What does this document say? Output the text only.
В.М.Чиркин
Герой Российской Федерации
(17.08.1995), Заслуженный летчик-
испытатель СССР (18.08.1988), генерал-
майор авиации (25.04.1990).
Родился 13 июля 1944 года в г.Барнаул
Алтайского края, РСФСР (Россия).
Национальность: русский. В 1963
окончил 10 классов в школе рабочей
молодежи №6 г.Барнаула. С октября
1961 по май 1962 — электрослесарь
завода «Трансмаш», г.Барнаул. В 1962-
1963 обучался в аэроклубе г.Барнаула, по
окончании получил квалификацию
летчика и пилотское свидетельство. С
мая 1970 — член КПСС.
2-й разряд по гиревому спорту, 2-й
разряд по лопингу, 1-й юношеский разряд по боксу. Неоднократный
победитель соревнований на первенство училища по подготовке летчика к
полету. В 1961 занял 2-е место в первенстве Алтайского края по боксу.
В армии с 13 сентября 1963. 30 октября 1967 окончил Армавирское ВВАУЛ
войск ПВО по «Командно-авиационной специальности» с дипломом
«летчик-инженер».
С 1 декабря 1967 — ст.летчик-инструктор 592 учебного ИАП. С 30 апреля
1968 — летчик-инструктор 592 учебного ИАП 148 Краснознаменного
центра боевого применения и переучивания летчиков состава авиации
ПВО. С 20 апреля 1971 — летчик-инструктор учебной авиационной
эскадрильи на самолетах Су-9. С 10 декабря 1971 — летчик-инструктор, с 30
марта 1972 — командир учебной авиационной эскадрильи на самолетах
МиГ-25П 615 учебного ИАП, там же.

[EXERCISE INSTRUCTIONS]
Look for the word "апреля" in every line of the listing and copy the lines that have it.

[REPLY TO THE TASK]
С 1 декабря 1967 — ст.летчик-инструктор 592 учебного ИАП. С 30 апреля
ПВО. С 20 апреля 1971 — летчик-инструктор учебной авиационной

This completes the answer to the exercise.